## What you are asked to do
Reproduce the data in its entirety, exactly as supplied.

## Data entries
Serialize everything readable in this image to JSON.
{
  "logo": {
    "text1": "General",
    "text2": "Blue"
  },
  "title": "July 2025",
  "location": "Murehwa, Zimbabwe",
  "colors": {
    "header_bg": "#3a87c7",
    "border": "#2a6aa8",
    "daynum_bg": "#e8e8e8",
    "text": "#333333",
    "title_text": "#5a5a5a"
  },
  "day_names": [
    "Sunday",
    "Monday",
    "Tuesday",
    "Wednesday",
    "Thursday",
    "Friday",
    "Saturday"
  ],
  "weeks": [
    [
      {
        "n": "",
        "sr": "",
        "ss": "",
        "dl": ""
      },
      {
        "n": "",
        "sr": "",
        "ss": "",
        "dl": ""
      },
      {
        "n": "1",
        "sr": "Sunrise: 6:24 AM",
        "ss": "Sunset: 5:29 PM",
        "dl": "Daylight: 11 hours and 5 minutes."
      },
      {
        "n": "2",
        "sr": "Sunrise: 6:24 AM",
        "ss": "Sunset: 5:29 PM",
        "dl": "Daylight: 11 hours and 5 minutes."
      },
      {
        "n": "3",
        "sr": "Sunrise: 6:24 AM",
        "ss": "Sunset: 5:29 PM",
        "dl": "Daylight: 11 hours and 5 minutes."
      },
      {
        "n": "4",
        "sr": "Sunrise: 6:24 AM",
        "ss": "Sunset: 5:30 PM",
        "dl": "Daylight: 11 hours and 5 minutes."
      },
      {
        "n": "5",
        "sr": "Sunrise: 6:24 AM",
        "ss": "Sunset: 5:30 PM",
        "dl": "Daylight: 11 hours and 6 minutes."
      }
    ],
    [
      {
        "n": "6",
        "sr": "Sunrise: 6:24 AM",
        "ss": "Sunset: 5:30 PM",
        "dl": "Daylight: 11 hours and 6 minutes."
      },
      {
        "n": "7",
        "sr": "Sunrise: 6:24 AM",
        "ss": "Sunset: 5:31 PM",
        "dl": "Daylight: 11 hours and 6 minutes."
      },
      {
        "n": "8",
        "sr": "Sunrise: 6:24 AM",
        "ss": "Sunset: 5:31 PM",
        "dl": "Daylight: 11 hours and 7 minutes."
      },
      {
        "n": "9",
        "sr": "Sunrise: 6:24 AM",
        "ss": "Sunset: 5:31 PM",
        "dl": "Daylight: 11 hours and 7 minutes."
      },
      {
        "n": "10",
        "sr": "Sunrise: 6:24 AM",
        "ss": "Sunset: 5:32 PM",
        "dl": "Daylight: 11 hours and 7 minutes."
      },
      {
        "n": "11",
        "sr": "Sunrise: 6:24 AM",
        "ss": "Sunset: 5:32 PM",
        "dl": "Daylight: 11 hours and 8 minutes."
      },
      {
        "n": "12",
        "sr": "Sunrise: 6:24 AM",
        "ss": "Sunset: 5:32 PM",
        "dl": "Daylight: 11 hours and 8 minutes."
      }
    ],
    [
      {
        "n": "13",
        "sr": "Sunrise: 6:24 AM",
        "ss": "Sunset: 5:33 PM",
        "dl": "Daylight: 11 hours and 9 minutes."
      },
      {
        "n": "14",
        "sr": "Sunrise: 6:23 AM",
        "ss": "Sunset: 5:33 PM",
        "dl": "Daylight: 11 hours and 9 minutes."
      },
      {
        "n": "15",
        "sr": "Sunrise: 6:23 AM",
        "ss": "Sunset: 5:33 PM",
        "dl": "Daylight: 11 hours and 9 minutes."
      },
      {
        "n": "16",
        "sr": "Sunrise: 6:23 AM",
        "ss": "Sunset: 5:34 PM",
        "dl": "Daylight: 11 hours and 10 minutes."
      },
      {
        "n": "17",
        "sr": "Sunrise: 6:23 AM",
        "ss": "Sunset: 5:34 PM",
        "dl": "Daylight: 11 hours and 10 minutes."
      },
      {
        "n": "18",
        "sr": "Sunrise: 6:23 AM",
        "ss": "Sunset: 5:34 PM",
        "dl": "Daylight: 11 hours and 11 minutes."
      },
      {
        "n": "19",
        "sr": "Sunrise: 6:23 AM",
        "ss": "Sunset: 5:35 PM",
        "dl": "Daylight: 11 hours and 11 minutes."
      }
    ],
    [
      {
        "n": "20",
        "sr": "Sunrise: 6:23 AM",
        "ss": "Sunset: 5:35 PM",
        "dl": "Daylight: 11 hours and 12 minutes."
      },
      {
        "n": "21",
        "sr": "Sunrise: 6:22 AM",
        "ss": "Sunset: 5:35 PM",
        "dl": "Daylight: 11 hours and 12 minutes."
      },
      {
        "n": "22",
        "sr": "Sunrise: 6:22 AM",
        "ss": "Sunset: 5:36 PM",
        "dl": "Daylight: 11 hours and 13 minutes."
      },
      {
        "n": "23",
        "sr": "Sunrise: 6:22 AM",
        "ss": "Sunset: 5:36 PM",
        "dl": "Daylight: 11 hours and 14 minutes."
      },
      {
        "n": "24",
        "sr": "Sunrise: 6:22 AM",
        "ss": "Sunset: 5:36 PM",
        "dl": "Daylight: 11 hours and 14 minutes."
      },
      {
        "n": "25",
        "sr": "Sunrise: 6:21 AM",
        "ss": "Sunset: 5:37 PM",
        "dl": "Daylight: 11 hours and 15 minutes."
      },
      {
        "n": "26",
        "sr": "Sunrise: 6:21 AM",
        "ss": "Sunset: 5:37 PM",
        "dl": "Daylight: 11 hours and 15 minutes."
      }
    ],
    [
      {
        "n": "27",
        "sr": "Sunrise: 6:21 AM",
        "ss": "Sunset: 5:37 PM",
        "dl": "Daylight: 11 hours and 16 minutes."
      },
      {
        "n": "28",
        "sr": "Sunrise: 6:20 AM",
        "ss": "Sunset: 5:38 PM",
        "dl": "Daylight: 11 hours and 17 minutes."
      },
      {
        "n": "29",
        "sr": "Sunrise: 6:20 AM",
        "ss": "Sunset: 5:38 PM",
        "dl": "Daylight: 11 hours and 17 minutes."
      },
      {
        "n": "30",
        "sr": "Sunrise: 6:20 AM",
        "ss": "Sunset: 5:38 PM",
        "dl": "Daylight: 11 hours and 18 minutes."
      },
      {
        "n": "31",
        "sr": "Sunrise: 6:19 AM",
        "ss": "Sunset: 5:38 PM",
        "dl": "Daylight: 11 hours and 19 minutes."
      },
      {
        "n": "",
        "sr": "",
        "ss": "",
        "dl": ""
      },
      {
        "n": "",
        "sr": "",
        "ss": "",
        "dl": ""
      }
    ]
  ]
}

## In response
Serialize everything readable in this image to JSON.
{
  "logo": {
    "text1": "General",
    "text2": "Blue"
  },
  "title": "July 2025",
  "location": "Murehwa, Zimbabwe",
  "colors": {
    "header_bg": "#3a87c7",
    "border": "#2a6aa8",
    "daynum_bg": "#e8e8e8",
    "text": "#333333",
    "title_text": "#5a5a5a"
  },
  "day_names": [
    "Sunday",
    "Monday",
    "Tuesday",
    "Wednesday",
    "Thursday",
    "Friday",
    "Saturday"
  ],
  "weeks": [
    [
      {
        "n": "",
        "sr": "",
        "ss": "",
        "dl": ""
      },
      {
        "n": "",
        "sr": "",
        "ss": "",
        "dl": ""
      },
      {
        "n": "1",
        "sr": "Sunrise: 6:24 AM",
        "ss": "Sunset: 5:29 PM",
        "dl": "Daylight: 11 hours and 5 minutes."
      },
      {
        "n": "2",
        "sr": "Sunrise: 6:24 AM",
        "ss": "Sunset: 5:29 PM",
        "dl": "Daylight: 11 hours and 5 minutes."
      },
      {
        "n": "3",
        "sr": "Sunrise: 6:24 AM",
        "ss": "Sunset: 5:29 PM",
        "dl": "Daylight: 11 hours and 5 minutes."
      },
      {
        "n": "4",
        "sr": "Sunrise: 6:24 AM",
        "ss": "Sunset: 5:30 PM",
        "dl": "Daylight: 11 hours and 5 minutes."
      },
      {
        "n": "5",
        "sr": "Sunrise: 6:24 AM",
        "ss": "Sunset: 5:30 PM",
        "dl": "Daylight: 11 hours and 6 minutes."
      }
    ],
    [
      {
        "n": "6",
        "sr": "Sunrise: 6:24 AM",
        "ss": "Sunset: 5:30 PM",
        "dl": "Daylight: 11 hours and 6 minutes."
      },
      {
        "n": "7",
        "sr": "Sunrise: 6:24 AM",
        "ss": "Sunset: 5:31 PM",
        "dl": "Daylight: 11 hours and 6 minutes."
      },
      {
        "n": "8",
        "sr": "Sunrise: 6:24 AM",
        "ss": "Sunset: 5:31 PM",
        "dl": "Daylight: 11 hours and 7 minutes."
      },
      {
        "n": "9",
        "sr": "Sunrise: 6:24 AM",
        "ss": "Sunset: 5:31 PM",
        "dl": "Daylight: 11 hours and 7 minutes."
      },
      {
        "n": "10",
        "sr": "Sunrise: 6:24 AM",
        "ss": "Sunset: 5:32 PM",
        "dl": "Daylight: 11 hours and 7 minutes."
      },
      {
        "n": "11",
        "sr": "Sunrise: 6:24 AM",
        "ss": "Sunset: 5:32 PM",
        "dl": "Daylight: 11 hours and 8 minutes."
      },
      {
        "n": "12",
        "sr": "Sunrise: 6:24 AM",
        "ss": "Sunset: 5:32 PM",
        "dl": "Daylight: 11 hours and 8 minutes."
      }
    ],
    [
      {
        "n": "13",
        "sr": "Sunrise: 6:24 AM",
        "ss": "Sunset: 5:33 PM",
        "dl": "Daylight: 11 hours and 9 minutes."
      },
      {
        "n": "14",
        "sr": "Sunrise: 6:23 AM",
        "ss": "Sunset: 5:33 PM",
        "dl": "Daylight: 11 hours and 9 minutes."
      },
      {
        "n": "15",
        "sr": "Sunrise: 6:23 AM",
        "ss": "Sunset: 5:33 PM",
        "dl": "Daylight: 11 hours and 9 minutes."
      },
      {
        "n": "16",
        "sr": "Sunrise: 6:23 AM",
        "ss": "Sunset: 5:34 PM",
        "dl": "Daylight: 11 hours and 10 minutes."
      },
      {
        "n": "17",
        "sr": "Sunrise: 6:23 AM",
        "ss": "Sunset: 5:34 PM",
        "dl": "Daylight: 11 hours and 10 minutes."
      },
      {
        "n": "18",
        "sr": "Sunrise: 6:23 AM",
        "ss": "Sunset: 5:34 PM",
        "dl": "Daylight: 11 hours and 11 minutes."
      },
      {
        "n": "19",
        "sr": "Sunrise: 6:23 AM",
        "ss": "Sunset: 5:35 PM",
        "dl": "Daylight: 11 hours and 11 minutes."
      }
    ],
    [
      {
        "n": "20",
        "sr": "Sunrise: 6:23 AM",
        "ss": "Sunset: 5:35 PM",
        "dl": "Daylight: 11 hours and 12 minutes."
      },
      {
        "n": "21",
        "sr": "Sunrise: 6:22 AM",
        "ss": "Sunset: 5:35 PM",
        "dl": "Daylight: 11 hours and 12 minutes."
      },
      {
        "n": "22",
        "sr": "Sunrise: 6:22 AM",
        "ss": "Sunset: 5:36 PM",
        "dl": "Daylight: 11 hours and 13 minutes."
      },
      {
        "n": "23",
        "sr": "Sunrise: 6:22 AM",
        "ss": "Sunset: 5:36 PM",
        "dl": "Daylight: 11 hours and 14 minutes."
      },
      {
        "n": "24",
        "sr": "Sunrise: 6:22 AM",
        "ss": "Sunset: 5:36 PM",
        "dl": "Daylight: 11 hours and 14 minutes."
      },
      {
        "n": "25",
        "sr": "Sunrise: 6:21 AM",
        "ss": "Sunset: 5:37 PM",
        "dl": "Daylight: 11 hours and 15 minutes."
      },
      {
        "n": "26",
        "sr": "Sunrise: 6:21 AM",
        "ss": "Sunset: 5:37 PM",
        "dl": "Daylight: 11 hours and 15 minutes."
      }
    ],
    [
      {
        "n": "27",
        "sr": "Sunrise: 6:21 AM",
        "ss": "Sunset: 5:37 PM",
        "dl": "Daylight: 11 hours and 16 minutes."
      },
      {
        "n": "28",
        "sr": "Sunrise: 6:20 AM",
        "ss": "Sunset: 5:38 PM",
        "dl": "Daylight: 11 hours and 17 minutes."
      },
      {
        "n": "29",
        "sr": "Sunrise: 6:20 AM",
        "ss": "Sunset: 5:38 PM",
        "dl": "Daylight: 11 hours and 17 minutes."
      },
      {
        "n": "30",
        "sr": "Sunrise: 6:20 AM",
        "ss": "Sunset: 5:38 PM",
        "dl": "Daylight: 11 hours and 18 minutes."
      },
      {
        "n": "31",
        "sr": "Sunrise: 6:19 AM",
        "ss": "Sunset: 5:38 PM",
        "dl": "Daylight: 11 hours and 19 minutes."
      },
      {
        "n": "",
        "sr": "",
        "ss": "",
        "dl": ""
      },
      {
        "n": "",
        "sr": "",
        "ss": "",
        "dl": ""
      }
    ]
  ]
}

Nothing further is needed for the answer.